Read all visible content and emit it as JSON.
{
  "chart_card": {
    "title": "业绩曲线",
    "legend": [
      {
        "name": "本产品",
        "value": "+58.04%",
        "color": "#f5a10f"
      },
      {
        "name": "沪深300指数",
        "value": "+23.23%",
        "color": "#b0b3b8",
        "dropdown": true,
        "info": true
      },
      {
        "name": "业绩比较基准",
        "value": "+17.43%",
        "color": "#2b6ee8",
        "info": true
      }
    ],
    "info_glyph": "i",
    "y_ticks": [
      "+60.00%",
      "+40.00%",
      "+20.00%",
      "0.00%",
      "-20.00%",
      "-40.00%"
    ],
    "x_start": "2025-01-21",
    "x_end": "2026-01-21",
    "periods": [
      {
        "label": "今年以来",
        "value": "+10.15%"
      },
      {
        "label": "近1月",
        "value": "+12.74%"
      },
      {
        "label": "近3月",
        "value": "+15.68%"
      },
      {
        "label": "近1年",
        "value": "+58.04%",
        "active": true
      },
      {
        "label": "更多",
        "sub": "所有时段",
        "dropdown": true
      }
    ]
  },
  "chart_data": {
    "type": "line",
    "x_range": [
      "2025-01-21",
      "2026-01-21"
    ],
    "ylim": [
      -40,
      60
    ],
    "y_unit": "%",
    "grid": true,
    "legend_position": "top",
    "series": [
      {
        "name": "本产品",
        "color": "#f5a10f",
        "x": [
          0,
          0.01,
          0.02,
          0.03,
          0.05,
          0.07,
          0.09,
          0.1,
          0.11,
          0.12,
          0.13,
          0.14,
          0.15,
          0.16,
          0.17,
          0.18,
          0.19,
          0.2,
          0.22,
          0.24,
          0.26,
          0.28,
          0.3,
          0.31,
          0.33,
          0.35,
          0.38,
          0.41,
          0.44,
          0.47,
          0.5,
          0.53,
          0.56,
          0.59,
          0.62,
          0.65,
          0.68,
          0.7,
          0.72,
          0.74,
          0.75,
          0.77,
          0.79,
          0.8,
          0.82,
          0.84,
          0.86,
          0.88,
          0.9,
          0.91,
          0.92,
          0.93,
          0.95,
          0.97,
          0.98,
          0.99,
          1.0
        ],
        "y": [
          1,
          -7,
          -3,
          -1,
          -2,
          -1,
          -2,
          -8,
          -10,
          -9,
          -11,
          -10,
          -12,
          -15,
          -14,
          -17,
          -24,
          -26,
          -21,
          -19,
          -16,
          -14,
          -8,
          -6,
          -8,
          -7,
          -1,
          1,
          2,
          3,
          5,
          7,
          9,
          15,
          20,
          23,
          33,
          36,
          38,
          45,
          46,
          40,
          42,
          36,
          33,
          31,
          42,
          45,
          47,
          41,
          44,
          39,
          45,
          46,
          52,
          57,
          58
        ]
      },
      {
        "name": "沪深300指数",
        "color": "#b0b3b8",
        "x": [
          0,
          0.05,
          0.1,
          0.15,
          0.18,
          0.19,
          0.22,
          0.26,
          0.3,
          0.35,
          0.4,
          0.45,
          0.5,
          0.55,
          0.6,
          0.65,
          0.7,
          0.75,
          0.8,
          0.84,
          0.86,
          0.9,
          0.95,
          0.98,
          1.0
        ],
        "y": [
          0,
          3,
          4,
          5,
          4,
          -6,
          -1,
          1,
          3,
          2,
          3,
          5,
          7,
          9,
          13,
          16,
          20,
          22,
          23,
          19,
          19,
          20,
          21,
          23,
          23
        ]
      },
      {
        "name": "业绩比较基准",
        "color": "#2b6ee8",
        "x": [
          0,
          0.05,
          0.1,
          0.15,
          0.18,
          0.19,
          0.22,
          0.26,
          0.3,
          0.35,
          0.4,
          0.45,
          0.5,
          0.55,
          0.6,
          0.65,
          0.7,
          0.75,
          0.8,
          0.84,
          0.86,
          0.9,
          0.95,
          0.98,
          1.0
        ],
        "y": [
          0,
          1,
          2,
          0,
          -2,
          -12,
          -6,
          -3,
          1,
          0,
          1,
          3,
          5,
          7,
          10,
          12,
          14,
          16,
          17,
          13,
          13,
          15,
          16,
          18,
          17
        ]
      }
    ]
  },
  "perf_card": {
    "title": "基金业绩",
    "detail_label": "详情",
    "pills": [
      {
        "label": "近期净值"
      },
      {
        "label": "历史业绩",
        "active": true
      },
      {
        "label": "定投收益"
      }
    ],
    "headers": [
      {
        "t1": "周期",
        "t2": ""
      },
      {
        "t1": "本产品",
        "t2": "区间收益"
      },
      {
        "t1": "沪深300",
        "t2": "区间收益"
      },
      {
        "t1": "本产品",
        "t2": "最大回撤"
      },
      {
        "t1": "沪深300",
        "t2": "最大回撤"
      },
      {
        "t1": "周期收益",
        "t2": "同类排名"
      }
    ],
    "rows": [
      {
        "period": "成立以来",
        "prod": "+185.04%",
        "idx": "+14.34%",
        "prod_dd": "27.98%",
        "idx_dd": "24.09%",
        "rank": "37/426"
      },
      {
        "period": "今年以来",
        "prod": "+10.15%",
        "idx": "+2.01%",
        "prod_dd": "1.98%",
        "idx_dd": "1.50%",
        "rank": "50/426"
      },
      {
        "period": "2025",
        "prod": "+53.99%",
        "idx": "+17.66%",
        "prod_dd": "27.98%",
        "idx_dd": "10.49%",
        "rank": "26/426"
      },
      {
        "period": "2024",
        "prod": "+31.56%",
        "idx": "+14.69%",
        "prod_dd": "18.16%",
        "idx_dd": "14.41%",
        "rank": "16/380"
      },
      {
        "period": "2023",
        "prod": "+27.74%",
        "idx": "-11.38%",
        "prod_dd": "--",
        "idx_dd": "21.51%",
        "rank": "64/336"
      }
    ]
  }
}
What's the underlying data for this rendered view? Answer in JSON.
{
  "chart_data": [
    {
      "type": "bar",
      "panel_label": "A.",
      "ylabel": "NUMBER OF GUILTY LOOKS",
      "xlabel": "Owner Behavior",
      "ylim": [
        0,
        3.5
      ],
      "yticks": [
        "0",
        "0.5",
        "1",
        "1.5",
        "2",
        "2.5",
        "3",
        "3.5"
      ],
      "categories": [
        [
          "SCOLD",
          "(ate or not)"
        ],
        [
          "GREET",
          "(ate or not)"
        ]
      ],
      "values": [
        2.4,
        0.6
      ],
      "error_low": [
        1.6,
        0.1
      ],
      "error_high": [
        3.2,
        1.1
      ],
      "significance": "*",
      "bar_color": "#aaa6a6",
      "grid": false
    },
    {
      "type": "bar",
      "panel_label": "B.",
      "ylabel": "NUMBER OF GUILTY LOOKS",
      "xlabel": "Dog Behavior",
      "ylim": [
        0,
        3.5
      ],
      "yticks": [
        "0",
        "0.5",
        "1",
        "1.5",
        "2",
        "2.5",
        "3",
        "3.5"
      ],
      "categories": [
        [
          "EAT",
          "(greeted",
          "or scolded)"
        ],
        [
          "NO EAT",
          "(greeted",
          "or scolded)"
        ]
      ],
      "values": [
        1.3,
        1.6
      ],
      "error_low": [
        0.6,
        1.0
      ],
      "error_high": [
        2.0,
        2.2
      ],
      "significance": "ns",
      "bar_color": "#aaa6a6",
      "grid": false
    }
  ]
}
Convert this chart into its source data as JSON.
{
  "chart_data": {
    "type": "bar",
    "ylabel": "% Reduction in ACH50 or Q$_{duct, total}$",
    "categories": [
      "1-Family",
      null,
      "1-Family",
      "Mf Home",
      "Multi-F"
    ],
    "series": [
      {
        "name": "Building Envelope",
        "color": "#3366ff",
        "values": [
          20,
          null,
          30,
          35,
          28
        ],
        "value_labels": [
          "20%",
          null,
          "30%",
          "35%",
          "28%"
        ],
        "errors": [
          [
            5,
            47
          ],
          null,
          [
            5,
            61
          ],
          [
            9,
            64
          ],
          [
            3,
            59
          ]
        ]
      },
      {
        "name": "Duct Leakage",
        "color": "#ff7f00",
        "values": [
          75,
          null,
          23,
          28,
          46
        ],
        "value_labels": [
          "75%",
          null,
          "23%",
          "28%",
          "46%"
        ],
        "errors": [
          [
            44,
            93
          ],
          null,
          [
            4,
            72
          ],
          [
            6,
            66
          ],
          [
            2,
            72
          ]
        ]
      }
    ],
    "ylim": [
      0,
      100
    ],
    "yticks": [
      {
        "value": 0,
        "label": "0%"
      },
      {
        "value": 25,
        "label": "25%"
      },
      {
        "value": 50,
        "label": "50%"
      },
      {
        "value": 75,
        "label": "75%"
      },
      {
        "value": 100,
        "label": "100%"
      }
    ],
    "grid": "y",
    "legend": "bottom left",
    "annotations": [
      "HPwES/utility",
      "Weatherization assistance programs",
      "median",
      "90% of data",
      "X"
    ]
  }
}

THE TASK =>
Gather up every line in the data above that contains the word "this", copying each one.

COMPLETE RESPONSE =>
What's the underlying data for this rendered view? Answer in JSON.
Convert this chart into its source data as JSON.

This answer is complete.